- **EXERCISE**:
Make an exact copy of all the entries, with the pictures left out.
━━━━━ RECORDS TO USE
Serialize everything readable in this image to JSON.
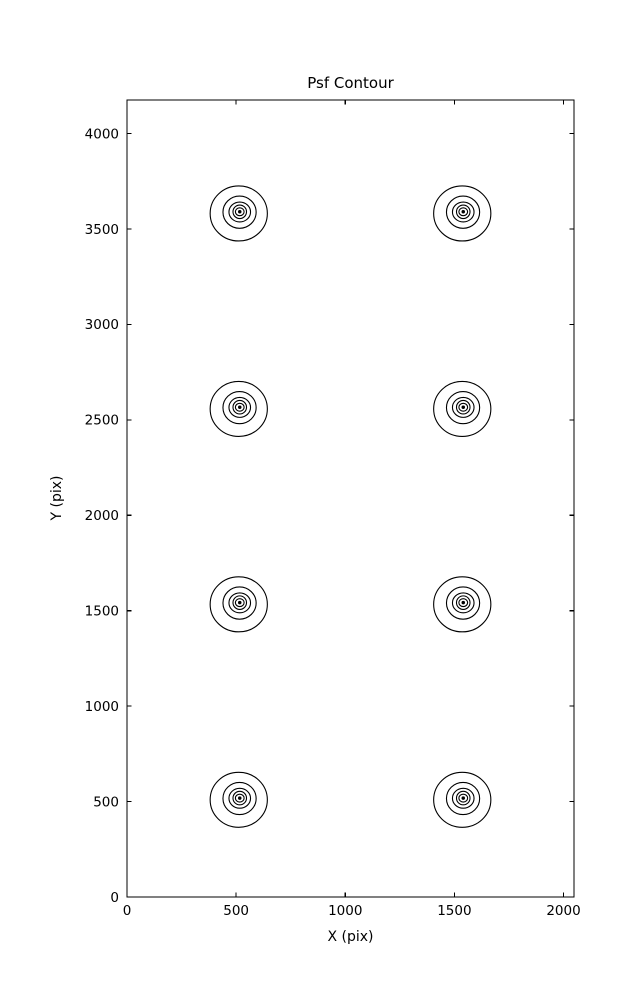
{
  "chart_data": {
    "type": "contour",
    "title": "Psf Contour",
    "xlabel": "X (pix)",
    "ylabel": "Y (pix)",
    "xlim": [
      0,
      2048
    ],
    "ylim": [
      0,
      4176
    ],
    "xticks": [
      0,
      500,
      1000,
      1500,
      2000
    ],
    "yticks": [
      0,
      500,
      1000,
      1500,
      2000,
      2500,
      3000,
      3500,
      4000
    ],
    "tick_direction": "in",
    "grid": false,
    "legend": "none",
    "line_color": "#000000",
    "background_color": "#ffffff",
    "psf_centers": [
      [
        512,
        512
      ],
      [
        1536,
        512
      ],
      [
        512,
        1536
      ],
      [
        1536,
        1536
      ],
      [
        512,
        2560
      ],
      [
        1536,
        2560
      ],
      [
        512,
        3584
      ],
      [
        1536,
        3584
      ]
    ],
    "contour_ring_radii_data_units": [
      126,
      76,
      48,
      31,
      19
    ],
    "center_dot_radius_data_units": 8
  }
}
━━━━━━━━━━
- **OUTPUT OF THE TASK**:
Serialize everything readable in this image to JSON.
{
  "chart_data": {
    "type": "contour",
    "title": "Psf Contour",
    "xlabel": "X (pix)",
    "ylabel": "Y (pix)",
    "xlim": [
      0,
      2048
    ],
    "ylim": [
      0,
      4176
    ],
    "xticks": [
      0,
      500,
      1000,
      1500,
      2000
    ],
    "yticks": [
      0,
      500,
      1000,
      1500,
      2000,
      2500,
      3000,
      3500,
      4000
    ],
    "tick_direction": "in",
    "grid": false,
    "legend": "none",
    "line_color": "#000000",
    "background_color": "#ffffff",
    "psf_centers": [
      [
        512,
        512
      ],
      [
        1536,
        512
      ],
      [
        512,
        1536
      ],
      [
        1536,
        1536
      ],
      [
        512,
        2560
      ],
      [
        1536,
        2560
      ],
      [
        512,
        3584
      ],
      [
        1536,
        3584
      ]
    ],
    "contour_ring_radii_data_units": [
      126,
      76,
      48,
      31,
      19
    ],
    "center_dot_radius_data_units": 8
  }
}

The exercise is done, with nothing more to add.